START RECORDS PROVIDED

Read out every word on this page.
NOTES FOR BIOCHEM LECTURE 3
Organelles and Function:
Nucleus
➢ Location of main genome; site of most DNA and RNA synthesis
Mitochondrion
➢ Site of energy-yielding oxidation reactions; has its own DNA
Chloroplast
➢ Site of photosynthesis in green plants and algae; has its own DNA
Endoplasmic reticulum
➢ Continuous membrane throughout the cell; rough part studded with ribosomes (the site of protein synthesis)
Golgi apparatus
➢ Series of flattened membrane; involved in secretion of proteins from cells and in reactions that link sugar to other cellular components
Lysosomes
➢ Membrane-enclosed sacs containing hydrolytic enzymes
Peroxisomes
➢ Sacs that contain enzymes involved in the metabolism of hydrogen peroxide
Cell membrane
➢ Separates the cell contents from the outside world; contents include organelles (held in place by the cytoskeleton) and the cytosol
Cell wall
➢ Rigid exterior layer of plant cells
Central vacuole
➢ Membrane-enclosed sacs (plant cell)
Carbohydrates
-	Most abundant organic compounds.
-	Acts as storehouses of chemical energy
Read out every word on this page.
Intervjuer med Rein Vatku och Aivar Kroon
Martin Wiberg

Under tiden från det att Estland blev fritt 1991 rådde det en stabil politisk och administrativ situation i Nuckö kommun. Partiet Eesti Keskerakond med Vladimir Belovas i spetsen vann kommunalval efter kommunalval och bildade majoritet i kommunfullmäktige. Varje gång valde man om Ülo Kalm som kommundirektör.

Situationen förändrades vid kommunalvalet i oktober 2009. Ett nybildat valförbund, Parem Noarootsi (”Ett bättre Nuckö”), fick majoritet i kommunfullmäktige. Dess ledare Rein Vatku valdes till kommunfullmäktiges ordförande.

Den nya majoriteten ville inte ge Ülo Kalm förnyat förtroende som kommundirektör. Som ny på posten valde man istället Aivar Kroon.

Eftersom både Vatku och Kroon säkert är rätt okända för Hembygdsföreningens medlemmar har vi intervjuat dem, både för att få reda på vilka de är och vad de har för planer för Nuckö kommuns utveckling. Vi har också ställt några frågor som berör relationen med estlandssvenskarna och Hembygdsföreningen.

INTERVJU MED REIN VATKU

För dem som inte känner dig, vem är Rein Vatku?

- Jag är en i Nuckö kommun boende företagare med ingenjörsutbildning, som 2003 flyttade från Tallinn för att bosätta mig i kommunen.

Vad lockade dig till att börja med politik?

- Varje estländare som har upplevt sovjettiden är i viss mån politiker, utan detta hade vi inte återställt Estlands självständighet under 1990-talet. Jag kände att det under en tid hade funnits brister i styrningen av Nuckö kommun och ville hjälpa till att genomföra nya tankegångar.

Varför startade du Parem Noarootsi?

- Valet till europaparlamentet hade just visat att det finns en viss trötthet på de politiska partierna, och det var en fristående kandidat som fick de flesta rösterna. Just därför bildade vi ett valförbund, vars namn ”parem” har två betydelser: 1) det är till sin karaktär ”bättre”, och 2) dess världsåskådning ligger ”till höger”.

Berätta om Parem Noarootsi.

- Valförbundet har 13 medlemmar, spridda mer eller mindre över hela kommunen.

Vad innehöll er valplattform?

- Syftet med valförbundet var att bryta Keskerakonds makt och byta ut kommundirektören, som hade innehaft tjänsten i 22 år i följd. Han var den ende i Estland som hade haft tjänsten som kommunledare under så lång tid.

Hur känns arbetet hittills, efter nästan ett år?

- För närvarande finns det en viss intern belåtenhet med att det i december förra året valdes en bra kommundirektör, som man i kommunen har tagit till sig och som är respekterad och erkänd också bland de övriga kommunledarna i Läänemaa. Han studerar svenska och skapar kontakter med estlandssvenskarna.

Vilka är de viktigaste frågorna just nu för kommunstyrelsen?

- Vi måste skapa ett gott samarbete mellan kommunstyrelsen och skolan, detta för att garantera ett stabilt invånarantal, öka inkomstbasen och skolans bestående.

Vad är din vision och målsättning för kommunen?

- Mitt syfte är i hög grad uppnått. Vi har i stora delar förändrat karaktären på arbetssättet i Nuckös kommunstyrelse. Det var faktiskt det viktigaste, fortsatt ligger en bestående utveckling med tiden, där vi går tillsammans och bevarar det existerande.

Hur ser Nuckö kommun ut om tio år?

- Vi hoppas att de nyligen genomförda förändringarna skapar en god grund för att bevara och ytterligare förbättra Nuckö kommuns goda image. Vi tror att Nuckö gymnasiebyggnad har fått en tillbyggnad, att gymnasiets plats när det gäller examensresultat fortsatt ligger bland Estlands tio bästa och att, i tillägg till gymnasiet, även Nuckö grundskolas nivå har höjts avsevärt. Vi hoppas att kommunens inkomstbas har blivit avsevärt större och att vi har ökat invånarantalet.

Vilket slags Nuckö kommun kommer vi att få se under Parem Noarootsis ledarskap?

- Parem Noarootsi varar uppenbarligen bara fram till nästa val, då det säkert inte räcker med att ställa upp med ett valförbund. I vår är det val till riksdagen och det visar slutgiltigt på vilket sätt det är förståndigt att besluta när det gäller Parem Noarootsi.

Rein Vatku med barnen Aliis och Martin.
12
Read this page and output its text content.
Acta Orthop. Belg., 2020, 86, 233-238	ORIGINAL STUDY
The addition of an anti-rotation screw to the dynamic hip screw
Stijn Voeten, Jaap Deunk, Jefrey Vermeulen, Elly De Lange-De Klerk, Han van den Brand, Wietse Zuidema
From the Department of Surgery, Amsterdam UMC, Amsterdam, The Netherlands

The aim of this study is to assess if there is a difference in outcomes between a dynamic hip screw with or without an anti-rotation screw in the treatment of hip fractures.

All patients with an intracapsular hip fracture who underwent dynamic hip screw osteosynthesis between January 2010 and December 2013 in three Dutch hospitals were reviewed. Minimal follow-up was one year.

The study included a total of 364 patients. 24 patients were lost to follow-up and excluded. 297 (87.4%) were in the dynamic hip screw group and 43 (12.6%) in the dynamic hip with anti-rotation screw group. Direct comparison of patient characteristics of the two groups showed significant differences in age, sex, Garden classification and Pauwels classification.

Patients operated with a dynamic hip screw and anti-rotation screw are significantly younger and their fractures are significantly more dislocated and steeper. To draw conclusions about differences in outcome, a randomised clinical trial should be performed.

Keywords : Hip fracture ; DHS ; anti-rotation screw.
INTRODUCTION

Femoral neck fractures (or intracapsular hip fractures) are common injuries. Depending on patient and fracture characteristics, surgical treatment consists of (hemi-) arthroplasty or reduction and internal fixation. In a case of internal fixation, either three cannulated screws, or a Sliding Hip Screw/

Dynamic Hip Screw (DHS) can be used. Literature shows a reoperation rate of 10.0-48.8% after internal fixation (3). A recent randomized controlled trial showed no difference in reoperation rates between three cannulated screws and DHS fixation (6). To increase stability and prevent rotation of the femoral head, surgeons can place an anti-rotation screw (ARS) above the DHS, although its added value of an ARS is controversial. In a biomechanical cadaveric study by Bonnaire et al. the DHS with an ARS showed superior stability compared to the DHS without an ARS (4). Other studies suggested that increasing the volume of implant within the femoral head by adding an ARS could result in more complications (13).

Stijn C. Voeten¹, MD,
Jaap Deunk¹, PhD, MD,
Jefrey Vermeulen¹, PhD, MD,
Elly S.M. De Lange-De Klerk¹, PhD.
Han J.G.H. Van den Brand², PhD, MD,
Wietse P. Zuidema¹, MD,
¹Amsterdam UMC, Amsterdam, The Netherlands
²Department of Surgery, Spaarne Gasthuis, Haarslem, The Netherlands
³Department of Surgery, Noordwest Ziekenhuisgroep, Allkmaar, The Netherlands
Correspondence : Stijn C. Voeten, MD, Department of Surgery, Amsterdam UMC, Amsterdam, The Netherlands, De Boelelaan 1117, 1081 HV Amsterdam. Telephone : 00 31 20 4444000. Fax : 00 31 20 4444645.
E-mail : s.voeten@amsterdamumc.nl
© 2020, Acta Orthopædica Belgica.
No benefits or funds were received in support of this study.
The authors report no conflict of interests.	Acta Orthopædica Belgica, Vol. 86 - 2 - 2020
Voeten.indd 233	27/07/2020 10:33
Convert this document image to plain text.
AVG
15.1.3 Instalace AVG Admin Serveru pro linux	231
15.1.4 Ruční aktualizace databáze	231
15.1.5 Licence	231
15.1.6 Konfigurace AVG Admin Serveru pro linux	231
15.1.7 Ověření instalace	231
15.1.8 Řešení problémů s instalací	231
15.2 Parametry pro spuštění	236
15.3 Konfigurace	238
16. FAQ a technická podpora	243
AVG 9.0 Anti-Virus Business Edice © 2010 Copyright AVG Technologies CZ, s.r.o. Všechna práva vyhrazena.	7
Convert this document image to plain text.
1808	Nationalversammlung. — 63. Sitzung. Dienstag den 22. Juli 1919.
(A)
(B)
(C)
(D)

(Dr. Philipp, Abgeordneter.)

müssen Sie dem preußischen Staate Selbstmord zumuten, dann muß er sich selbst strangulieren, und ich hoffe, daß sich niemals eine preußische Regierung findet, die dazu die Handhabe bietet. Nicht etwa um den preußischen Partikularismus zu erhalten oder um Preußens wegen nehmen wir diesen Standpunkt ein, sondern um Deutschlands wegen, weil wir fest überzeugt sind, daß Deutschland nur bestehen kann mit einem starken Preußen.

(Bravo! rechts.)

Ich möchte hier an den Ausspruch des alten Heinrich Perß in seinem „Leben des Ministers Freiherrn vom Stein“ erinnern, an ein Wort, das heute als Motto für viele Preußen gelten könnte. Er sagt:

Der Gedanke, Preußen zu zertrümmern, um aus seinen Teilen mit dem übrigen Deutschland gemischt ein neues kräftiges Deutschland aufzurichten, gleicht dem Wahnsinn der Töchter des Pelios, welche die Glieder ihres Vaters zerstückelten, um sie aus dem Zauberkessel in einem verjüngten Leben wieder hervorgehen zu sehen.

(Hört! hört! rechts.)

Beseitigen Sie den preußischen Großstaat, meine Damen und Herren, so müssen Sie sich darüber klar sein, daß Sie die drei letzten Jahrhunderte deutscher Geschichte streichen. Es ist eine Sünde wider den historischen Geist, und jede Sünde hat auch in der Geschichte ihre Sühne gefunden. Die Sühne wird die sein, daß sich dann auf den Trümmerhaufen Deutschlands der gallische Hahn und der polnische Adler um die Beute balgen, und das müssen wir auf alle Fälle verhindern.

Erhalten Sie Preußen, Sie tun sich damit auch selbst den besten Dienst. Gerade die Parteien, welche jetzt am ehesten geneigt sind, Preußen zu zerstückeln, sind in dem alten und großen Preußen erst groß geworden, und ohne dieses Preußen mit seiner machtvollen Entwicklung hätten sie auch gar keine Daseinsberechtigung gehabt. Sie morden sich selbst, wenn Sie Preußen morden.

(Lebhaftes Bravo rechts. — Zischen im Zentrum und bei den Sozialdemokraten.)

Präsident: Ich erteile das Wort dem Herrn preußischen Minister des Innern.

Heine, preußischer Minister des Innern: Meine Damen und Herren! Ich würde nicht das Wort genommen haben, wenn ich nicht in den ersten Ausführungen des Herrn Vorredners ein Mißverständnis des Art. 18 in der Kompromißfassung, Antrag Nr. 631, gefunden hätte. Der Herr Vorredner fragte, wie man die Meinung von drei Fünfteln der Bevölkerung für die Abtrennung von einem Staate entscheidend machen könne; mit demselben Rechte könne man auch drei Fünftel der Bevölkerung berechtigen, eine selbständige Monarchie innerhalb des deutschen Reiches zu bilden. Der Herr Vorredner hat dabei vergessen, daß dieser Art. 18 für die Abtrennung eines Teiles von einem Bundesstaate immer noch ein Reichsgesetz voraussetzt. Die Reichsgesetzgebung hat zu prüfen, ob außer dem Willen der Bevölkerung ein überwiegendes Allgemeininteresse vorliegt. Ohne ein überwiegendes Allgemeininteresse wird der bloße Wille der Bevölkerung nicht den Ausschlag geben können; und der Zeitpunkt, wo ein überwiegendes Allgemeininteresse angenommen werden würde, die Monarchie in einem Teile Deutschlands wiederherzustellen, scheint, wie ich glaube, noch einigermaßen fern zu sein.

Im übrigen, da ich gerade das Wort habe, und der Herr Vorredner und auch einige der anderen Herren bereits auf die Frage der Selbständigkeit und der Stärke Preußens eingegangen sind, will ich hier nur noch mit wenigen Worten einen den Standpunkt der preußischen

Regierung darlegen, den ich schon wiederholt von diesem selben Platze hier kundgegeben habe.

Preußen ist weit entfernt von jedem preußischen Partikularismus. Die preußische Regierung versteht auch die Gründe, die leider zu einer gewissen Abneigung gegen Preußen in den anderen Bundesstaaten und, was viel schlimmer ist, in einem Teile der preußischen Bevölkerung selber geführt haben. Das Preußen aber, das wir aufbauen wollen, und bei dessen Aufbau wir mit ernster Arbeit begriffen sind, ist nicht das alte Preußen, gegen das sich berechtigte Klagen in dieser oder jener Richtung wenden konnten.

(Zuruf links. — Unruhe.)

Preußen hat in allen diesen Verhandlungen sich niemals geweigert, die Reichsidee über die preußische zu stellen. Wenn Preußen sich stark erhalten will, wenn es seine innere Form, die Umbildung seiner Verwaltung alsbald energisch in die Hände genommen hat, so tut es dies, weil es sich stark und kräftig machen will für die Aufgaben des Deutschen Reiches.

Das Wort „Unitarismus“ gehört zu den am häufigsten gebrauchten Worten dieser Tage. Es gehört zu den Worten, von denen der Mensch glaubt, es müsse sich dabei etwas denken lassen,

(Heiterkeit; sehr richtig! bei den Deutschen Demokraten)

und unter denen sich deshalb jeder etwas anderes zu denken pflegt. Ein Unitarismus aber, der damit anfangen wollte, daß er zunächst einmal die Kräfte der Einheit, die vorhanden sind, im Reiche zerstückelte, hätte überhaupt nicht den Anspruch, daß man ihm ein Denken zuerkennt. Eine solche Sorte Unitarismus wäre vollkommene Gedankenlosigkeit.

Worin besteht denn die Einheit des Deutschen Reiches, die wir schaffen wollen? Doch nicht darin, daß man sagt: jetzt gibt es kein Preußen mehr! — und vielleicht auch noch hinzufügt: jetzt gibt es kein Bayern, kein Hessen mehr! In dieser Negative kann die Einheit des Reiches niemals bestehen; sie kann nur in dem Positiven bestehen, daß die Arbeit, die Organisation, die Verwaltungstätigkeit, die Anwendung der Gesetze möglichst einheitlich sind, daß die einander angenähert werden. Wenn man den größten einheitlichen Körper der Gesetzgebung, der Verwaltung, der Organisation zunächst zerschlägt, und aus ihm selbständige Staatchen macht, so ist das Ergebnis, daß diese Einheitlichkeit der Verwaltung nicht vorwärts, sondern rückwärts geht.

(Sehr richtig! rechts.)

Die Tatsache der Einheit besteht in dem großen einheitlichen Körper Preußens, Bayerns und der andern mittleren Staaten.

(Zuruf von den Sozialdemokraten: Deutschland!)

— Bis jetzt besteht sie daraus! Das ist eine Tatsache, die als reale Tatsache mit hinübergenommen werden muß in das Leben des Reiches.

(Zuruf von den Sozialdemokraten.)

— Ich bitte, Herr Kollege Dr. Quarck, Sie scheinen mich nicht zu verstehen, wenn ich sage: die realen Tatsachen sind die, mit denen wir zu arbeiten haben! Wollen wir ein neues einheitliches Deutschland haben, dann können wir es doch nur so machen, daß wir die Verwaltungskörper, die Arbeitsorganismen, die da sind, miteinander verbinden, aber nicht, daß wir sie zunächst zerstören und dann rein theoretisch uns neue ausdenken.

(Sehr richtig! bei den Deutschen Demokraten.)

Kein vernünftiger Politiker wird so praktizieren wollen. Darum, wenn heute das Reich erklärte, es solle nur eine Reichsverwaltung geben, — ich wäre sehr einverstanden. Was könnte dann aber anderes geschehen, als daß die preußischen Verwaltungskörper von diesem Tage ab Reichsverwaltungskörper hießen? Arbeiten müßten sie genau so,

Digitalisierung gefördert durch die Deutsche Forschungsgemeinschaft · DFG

END RECORDS PROVIDED

*WHAT IS REQUIRED*.
Return all lines of the material that have "Sozialdemokraten" in them.

*EXPECTED OUTPUT*.
(Lebhaftes Bravo rechts. — Zischen im Zentrum und bei den Sozialdemokraten.)
(Zuruf von den Sozialdemokraten: Deutschland!)
(Zuruf von den Sozialdemokraten.)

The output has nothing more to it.